Excerpts from a figure dataset
※ ※ ※
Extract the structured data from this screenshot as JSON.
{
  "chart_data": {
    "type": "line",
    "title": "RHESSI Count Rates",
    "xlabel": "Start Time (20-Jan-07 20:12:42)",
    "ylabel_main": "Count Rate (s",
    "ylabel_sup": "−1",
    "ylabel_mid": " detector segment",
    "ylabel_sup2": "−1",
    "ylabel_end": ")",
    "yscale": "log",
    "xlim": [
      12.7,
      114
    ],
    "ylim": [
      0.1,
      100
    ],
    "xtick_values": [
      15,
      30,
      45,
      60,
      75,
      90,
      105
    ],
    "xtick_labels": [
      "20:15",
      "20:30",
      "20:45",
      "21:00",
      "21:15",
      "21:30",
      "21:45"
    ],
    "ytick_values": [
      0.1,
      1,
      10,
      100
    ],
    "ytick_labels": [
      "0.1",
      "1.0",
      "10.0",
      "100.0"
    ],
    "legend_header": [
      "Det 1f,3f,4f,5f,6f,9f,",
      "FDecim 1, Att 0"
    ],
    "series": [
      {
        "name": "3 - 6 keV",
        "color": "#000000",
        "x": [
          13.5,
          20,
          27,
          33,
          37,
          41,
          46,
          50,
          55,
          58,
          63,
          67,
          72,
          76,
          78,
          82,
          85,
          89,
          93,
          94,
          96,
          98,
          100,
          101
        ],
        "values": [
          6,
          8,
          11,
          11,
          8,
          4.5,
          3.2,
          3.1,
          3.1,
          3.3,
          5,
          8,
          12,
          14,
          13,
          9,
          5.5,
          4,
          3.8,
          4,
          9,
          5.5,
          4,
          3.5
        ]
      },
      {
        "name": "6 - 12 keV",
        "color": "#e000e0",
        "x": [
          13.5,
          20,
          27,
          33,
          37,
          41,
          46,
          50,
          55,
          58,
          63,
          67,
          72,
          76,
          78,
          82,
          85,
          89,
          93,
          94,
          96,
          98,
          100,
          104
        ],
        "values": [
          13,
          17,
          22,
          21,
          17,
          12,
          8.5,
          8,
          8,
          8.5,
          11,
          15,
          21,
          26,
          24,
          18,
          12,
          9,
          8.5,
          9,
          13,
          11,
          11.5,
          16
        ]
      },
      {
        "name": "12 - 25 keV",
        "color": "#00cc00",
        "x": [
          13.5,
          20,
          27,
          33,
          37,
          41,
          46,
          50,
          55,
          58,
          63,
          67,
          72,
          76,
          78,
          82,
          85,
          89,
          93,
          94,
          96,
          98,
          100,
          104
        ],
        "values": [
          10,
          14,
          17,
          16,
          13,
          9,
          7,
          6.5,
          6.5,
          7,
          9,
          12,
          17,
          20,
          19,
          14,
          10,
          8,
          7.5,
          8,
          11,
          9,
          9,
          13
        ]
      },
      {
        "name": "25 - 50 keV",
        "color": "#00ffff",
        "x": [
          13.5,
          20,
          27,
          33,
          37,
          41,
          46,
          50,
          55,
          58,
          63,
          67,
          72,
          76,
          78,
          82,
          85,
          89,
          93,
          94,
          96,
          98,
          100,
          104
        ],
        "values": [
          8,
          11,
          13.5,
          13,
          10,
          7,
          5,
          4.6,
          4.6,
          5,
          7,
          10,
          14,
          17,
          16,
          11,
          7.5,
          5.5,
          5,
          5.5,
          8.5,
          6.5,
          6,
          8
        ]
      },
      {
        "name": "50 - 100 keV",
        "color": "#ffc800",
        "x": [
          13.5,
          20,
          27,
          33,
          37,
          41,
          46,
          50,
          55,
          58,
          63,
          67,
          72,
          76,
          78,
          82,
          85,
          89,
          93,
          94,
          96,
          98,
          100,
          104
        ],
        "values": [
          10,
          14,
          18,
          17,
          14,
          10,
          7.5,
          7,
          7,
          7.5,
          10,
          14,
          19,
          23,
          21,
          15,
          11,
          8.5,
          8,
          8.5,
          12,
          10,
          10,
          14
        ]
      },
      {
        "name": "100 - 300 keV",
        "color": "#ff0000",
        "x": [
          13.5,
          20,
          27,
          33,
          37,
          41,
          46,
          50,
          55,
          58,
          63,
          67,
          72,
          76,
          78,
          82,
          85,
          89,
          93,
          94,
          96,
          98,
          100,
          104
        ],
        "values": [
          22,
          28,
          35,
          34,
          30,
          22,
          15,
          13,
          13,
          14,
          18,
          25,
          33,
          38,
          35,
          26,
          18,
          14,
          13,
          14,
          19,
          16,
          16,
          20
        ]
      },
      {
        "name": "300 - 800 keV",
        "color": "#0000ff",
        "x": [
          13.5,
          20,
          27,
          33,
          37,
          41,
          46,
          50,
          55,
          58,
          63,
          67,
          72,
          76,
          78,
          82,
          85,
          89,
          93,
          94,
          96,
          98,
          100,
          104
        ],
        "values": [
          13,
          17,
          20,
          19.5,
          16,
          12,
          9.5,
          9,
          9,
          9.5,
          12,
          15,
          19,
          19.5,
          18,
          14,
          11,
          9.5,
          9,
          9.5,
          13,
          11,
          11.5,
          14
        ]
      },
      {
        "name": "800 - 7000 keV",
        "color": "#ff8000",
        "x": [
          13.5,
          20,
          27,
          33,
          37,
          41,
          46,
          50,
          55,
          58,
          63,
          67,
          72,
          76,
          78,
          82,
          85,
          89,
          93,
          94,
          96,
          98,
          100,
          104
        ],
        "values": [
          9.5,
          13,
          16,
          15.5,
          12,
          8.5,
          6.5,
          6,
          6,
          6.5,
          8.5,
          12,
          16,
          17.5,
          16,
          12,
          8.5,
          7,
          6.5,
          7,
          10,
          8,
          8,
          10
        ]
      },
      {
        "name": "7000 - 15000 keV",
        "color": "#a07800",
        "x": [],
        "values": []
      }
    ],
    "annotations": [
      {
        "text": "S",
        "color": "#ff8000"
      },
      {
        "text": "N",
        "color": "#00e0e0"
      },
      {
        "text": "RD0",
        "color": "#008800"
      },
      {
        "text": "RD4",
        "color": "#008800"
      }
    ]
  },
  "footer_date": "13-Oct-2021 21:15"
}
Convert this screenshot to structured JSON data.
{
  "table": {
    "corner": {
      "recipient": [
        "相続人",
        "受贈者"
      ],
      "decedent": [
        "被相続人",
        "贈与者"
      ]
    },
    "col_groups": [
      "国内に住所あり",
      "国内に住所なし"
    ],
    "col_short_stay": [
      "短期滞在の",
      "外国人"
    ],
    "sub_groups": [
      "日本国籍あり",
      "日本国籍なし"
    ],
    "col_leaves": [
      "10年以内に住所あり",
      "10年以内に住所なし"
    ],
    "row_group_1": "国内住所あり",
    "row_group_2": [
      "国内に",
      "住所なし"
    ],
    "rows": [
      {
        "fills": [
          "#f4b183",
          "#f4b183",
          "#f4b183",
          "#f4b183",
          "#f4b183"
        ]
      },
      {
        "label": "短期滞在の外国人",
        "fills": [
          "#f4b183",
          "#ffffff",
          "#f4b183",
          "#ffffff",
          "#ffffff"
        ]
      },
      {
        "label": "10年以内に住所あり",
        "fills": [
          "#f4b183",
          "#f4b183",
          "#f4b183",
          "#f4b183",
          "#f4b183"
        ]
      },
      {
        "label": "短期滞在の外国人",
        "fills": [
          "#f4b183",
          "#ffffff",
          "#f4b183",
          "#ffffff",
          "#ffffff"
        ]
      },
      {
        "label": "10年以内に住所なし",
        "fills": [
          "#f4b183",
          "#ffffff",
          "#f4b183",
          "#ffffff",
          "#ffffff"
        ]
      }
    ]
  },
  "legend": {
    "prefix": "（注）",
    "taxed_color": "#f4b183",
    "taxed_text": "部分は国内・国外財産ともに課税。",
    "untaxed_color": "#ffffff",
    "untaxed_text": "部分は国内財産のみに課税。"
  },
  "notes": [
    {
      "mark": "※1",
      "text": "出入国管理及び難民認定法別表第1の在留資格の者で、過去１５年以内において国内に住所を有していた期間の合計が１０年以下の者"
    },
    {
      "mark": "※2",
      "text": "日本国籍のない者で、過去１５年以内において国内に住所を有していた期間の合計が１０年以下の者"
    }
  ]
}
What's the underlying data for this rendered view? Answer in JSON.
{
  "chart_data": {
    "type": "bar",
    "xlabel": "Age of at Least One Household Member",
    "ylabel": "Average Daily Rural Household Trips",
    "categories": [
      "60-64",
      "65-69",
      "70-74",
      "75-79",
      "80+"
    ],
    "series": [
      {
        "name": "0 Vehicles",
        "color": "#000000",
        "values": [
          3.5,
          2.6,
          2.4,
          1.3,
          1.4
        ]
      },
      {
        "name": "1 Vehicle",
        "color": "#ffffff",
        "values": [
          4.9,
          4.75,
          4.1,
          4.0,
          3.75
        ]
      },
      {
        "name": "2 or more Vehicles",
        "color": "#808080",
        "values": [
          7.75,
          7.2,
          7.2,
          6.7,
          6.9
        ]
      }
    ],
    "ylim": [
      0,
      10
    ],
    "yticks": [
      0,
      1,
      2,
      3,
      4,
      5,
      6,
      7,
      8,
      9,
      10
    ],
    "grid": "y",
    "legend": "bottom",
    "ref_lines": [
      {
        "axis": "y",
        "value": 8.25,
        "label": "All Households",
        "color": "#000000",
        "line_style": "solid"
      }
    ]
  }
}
※ ※ ※
Objective:
Working from the material above, state how many lines contain "structured"; give only the number.

Written reply:
2